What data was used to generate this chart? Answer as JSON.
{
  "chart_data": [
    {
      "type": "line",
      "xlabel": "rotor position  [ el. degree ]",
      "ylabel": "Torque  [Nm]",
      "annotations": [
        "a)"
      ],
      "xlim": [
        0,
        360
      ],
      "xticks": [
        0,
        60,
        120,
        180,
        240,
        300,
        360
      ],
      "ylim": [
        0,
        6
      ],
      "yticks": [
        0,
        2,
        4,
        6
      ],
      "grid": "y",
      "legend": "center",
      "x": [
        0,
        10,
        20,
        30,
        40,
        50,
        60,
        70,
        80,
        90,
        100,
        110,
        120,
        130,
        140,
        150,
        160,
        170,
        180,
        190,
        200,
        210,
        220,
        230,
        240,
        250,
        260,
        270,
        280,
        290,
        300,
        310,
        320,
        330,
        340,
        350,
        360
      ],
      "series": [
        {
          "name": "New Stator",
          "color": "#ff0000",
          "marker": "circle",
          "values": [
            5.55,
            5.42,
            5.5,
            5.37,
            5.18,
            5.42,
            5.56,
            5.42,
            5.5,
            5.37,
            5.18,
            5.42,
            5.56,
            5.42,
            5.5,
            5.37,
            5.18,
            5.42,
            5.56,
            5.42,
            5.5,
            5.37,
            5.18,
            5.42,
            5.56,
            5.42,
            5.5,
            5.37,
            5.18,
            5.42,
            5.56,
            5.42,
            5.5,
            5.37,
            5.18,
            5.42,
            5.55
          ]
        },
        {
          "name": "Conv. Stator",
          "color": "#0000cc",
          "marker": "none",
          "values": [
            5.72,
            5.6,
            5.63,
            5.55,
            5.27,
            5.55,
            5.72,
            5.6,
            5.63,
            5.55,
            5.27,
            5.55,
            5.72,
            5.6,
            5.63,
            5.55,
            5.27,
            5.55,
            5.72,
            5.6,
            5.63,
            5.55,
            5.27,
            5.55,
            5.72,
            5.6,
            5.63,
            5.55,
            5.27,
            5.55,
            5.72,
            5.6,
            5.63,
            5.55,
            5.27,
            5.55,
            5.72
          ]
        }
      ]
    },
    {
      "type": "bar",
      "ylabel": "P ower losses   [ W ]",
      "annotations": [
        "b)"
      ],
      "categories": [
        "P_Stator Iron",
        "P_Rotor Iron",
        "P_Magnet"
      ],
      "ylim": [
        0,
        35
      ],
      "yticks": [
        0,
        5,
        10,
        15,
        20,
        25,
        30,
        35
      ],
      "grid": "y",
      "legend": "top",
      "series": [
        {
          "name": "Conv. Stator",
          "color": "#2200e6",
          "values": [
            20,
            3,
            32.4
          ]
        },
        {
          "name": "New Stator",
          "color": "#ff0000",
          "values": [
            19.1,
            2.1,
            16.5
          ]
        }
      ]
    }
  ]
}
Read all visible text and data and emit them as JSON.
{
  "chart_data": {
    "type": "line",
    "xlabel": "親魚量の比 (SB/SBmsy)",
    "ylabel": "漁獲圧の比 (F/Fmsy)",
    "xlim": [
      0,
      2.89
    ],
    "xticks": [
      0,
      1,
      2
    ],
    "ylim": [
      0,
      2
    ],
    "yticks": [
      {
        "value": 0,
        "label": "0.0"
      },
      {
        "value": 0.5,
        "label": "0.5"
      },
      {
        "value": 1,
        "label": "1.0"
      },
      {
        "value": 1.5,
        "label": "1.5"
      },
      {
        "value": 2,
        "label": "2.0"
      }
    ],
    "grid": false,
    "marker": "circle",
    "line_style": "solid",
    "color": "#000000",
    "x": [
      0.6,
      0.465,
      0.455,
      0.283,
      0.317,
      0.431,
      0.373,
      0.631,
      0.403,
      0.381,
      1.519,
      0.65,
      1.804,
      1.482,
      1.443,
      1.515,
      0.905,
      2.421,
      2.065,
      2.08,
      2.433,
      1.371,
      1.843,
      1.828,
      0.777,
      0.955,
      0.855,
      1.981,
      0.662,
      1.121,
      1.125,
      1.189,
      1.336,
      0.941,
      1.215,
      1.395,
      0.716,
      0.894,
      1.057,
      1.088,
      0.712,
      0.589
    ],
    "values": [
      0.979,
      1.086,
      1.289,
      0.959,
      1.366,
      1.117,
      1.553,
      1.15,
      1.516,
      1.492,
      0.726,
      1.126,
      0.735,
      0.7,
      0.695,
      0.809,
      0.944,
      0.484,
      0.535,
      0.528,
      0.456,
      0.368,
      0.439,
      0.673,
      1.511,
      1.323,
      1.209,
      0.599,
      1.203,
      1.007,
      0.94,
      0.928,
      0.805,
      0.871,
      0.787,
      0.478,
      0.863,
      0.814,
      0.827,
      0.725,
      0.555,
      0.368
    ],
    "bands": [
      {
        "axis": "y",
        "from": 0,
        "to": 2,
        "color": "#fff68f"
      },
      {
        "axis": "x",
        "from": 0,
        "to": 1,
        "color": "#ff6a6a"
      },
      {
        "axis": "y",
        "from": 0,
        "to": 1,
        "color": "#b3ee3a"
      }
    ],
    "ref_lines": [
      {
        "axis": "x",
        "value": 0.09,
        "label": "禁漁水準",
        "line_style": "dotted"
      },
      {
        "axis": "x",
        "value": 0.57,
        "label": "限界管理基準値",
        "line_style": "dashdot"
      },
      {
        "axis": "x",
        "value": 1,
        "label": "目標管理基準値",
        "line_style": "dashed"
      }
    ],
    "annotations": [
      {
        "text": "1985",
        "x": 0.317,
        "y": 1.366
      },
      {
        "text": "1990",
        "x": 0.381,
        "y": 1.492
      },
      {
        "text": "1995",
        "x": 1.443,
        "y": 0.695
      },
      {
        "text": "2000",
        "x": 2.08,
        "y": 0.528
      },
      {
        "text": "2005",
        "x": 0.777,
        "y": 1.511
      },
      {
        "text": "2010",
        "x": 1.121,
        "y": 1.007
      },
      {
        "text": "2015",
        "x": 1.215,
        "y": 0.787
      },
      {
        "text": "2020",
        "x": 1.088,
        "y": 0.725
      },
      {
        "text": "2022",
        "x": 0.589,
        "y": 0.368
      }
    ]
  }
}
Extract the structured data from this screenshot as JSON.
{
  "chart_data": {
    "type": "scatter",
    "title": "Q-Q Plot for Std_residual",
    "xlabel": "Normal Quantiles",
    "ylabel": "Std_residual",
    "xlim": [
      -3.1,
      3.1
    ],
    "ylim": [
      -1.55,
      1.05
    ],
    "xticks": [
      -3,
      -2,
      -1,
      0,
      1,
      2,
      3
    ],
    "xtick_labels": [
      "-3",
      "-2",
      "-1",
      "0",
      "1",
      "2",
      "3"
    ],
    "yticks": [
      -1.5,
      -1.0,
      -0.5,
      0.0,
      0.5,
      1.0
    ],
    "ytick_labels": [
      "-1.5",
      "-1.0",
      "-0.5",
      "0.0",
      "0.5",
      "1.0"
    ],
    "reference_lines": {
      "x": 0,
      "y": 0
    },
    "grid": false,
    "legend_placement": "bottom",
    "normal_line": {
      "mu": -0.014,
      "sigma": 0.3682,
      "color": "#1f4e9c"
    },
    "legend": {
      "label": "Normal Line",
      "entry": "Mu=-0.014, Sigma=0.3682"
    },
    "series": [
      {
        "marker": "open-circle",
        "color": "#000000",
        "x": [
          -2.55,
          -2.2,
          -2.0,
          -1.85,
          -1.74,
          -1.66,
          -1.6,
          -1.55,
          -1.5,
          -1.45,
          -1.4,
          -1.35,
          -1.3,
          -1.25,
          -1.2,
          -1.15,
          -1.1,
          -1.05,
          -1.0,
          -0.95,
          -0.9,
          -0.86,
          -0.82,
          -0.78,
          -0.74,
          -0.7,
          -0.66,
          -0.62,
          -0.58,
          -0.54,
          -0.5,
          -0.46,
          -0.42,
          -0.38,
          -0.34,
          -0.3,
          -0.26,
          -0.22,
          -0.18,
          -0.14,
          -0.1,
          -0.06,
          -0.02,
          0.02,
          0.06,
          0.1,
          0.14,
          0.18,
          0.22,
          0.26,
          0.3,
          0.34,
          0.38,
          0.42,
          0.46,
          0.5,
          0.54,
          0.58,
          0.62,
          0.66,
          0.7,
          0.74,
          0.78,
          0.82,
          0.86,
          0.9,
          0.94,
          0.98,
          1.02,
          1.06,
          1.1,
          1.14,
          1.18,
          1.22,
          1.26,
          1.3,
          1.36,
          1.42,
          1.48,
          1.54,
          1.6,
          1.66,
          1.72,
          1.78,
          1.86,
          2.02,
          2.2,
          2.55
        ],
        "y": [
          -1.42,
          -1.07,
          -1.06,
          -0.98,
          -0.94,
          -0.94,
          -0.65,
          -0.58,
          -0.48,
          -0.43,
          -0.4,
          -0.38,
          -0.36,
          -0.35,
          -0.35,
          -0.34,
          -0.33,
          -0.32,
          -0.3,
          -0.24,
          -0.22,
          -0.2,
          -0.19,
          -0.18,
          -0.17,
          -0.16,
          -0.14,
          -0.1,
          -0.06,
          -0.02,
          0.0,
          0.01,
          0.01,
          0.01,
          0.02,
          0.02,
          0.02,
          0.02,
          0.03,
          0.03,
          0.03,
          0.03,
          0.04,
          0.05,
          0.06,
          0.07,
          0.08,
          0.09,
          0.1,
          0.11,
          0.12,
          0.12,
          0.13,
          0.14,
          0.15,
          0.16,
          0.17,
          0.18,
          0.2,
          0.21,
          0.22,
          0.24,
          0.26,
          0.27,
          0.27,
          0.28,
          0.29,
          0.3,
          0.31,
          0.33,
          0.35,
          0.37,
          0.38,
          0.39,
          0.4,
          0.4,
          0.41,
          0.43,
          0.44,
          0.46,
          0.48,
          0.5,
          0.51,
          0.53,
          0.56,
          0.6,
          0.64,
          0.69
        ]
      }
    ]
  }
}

++++++++++++++++++++

### Short exercise:
Gather each line from the listing above that holds "text".

### Solution:
Read all visible text and data and emit them as JSON.
        "text": "1985",
        "text": "1990",
        "text": "1995",
        "text": "2000",
        "text": "2005",
        "text": "2010",
        "text": "2015",
        "text": "2020",
        "text": "2022",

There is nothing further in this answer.